Records shown >>
* START *
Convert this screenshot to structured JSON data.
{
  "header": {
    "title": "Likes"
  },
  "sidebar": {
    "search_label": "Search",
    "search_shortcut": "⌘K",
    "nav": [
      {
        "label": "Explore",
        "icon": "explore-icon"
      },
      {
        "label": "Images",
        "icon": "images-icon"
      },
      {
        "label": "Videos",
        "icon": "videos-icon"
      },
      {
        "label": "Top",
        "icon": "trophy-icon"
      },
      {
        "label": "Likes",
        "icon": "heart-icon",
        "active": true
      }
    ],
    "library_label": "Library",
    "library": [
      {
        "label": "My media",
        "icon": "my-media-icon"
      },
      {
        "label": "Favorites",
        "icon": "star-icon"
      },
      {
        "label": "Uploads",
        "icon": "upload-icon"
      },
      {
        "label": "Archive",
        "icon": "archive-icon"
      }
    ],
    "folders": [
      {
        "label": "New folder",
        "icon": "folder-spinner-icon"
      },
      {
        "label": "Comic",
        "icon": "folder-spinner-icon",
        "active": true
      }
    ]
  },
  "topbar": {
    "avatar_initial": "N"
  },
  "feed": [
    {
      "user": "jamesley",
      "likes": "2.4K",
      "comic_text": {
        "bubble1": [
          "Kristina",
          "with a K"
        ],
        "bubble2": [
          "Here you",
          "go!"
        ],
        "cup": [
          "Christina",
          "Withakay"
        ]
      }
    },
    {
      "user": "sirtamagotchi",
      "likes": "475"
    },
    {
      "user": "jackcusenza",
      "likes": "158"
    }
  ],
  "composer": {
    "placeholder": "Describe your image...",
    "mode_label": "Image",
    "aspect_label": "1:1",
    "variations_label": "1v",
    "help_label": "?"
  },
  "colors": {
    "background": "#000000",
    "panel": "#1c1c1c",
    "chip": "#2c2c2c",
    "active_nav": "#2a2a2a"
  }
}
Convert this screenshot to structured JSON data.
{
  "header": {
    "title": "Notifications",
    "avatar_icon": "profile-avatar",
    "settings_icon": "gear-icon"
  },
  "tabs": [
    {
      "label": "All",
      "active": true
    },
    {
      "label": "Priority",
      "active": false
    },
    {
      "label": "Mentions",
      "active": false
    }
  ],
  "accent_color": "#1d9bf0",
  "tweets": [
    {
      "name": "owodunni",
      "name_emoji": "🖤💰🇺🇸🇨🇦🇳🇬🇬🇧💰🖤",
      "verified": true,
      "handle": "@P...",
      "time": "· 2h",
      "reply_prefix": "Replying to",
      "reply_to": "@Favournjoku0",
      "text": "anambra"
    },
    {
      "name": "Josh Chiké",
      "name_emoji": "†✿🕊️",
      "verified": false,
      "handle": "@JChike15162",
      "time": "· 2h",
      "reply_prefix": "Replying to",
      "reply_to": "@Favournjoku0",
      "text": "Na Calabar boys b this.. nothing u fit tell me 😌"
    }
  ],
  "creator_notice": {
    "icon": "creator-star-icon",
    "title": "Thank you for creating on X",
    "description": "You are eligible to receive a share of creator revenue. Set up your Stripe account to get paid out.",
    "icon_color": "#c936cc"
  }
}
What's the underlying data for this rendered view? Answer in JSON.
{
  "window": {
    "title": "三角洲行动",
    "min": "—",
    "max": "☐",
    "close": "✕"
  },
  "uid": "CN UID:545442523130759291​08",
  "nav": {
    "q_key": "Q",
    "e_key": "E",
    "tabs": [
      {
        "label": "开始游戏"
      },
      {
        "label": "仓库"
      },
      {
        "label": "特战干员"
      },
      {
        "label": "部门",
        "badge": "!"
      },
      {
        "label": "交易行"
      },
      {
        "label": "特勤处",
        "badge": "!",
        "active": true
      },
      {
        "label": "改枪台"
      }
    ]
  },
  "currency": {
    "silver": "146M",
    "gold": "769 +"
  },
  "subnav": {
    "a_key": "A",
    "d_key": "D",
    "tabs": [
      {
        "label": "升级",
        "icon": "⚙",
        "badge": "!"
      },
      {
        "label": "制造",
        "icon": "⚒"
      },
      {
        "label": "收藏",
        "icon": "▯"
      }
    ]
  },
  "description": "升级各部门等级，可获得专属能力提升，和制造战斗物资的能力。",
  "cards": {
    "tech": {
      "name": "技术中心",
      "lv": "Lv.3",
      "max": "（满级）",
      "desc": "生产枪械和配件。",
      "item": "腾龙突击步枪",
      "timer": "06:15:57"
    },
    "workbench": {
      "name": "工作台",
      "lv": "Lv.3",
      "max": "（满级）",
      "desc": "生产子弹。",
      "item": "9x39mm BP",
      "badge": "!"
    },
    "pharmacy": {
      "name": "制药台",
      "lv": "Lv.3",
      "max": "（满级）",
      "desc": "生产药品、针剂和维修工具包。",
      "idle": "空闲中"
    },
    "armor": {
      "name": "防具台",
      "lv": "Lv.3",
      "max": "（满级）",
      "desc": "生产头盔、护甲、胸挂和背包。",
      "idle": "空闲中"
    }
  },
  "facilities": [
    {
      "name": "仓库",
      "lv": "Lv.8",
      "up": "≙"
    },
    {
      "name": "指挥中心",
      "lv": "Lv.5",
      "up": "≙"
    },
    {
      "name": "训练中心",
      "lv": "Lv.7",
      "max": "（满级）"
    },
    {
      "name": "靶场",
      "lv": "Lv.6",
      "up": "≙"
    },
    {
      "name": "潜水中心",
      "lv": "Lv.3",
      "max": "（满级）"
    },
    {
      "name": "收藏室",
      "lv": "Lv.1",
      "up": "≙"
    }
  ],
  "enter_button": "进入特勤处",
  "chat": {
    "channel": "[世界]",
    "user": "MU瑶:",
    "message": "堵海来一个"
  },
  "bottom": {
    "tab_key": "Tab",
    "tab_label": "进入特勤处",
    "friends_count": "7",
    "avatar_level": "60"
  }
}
* END *
Exercise directions >> Transcribe the entire listing above precisely.

Exercise solution >>
Convert this screenshot to structured JSON data.
{
  "header": {
    "title": "Likes"
  },
  "sidebar": {
    "search_label": "Search",
    "search_shortcut": "⌘K",
    "nav": [
      {
        "label": "Explore",
        "icon": "explore-icon"
      },
      {
        "label": "Images",
        "icon": "images-icon"
      },
      {
        "label": "Videos",
        "icon": "videos-icon"
      },
      {
        "label": "Top",
        "icon": "trophy-icon"
      },
      {
        "label": "Likes",
        "icon": "heart-icon",
        "active": true
      }
    ],
    "library_label": "Library",
    "library": [
      {
        "label": "My media",
        "icon": "my-media-icon"
      },
      {
        "label": "Favorites",
        "icon": "star-icon"
      },
      {
        "label": "Uploads",
        "icon": "upload-icon"
      },
      {
        "label": "Archive",
        "icon": "archive-icon"
      }
    ],
    "folders": [
      {
        "label": "New folder",
        "icon": "folder-spinner-icon"
      },
      {
        "label": "Comic",
        "icon": "folder-spinner-icon",
        "active": true
      }
    ]
  },
  "topbar": {
    "avatar_initial": "N"
  },
  "feed": [
    {
      "user": "jamesley",
      "likes": "2.4K",
      "comic_text": {
        "bubble1": [
          "Kristina",
          "with a K"
        ],
        "bubble2": [
          "Here you",
          "go!"
        ],
        "cup": [
          "Christina",
          "Withakay"
        ]
      }
    },
    {
      "user": "sirtamagotchi",
      "likes": "475"
    },
    {
      "user": "jackcusenza",
      "likes": "158"
    }
  ],
  "composer": {
    "placeholder": "Describe your image...",
    "mode_label": "Image",
    "aspect_label": "1:1",
    "variations_label": "1v",
    "help_label": "?"
  },
  "colors": {
    "background": "#000000",
    "panel": "#1c1c1c",
    "chip": "#2c2c2c",
    "active_nav": "#2a2a2a"
  }
}
Convert this screenshot to structured JSON data.
{
  "header": {
    "title": "Notifications",
    "avatar_icon": "profile-avatar",
    "settings_icon": "gear-icon"
  },
  "tabs": [
    {
      "label": "All",
      "active": true
    },
    {
      "label": "Priority",
      "active": false
    },
    {
      "label": "Mentions",
      "active": false
    }
  ],
  "accent_color": "#1d9bf0",
  "tweets": [
    {
      "name": "owodunni",
      "name_emoji": "🖤💰🇺🇸🇨🇦🇳🇬🇬🇧💰🖤",
      "verified": true,
      "handle": "@P...",
      "time": "· 2h",
      "reply_prefix": "Replying to",
      "reply_to": "@Favournjoku0",
      "text": "anambra"
    },
    {
      "name": "Josh Chiké",
      "name_emoji": "†✿🕊️",
      "verified": false,
      "handle": "@JChike15162",
      "time": "· 2h",
      "reply_prefix": "Replying to",
      "reply_to": "@Favournjoku0",
      "text": "Na Calabar boys b this.. nothing u fit tell me 😌"
    }
  ],
  "creator_notice": {
    "icon": "creator-star-icon",
    "title": "Thank you for creating on X",
    "description": "You are eligible to receive a share of creator revenue. Set up your Stripe account to get paid out.",
    "icon_color": "#c936cc"
  }
}
What's the underlying data for this rendered view? Answer in JSON.
{
  "window": {
    "title": "三角洲行动",
    "min": "—",
    "max": "☐",
    "close": "✕"
  },
  "uid": "CN UID:545442523130759291​08",
  "nav": {
    "q_key": "Q",
    "e_key": "E",
    "tabs": [
      {
        "label": "开始游戏"
      },
      {
        "label": "仓库"
      },
      {
        "label": "特战干员"
      },
      {
        "label": "部门",
        "badge": "!"
      },
      {
        "label": "交易行"
      },
      {
        "label": "特勤处",
        "badge": "!",
        "active": true
      },
      {
        "label": "改枪台"
      }
    ]
  },
  "currency": {
    "silver": "146M",
    "gold": "769 +"
  },
  "subnav": {
    "a_key": "A",
    "d_key": "D",
    "tabs": [
      {
        "label": "升级",
        "icon": "⚙",
        "badge": "!"
      },
      {
        "label": "制造",
        "icon": "⚒"
      },
      {
        "label": "收藏",
        "icon": "▯"
      }
    ]
  },
  "description": "升级各部门等级，可获得专属能力提升，和制造战斗物资的能力。",
  "cards": {
    "tech": {
      "name": "技术中心",
      "lv": "Lv.3",
      "max": "（满级）",
      "desc": "生产枪械和配件。",
      "item": "腾龙突击步枪",
      "timer": "06:15:57"
    },
    "workbench": {
      "name": "工作台",
      "lv": "Lv.3",
      "max": "（满级）",
      "desc": "生产子弹。",
      "item": "9x39mm BP",
      "badge": "!"
    },
    "pharmacy": {
      "name": "制药台",
      "lv": "Lv.3",
      "max": "（满级）",
      "desc": "生产药品、针剂和维修工具包。",
      "idle": "空闲中"
    },
    "armor": {
      "name": "防具台",
      "lv": "Lv.3",
      "max": "（满级）",
      "desc": "生产头盔、护甲、胸挂和背包。",
      "idle": "空闲中"
    }
  },
  "facilities": [
    {
      "name": "仓库",
      "lv": "Lv.8",
      "up": "≙"
    },
    {
      "name": "指挥中心",
      "lv": "Lv.5",
      "up": "≙"
    },
    {
      "name": "训练中心",
      "lv": "Lv.7",
      "max": "（满级）"
    },
    {
      "name": "靶场",
      "lv": "Lv.6",
      "up": "≙"
    },
    {
      "name": "潜水中心",
      "lv": "Lv.3",
      "max": "（满级）"
    },
    {
      "name": "收藏室",
      "lv": "Lv.1",
      "up": "≙"
    }
  ],
  "enter_button": "进入特勤处",
  "chat": {
    "channel": "[世界]",
    "user": "MU瑶:",
    "message": "堵海来一个"
  },
  "bottom": {
    "tab_key": "Tab",
    "tab_label": "进入特勤处",
    "friends_count": "7",
    "avatar_level": "60"
  }
}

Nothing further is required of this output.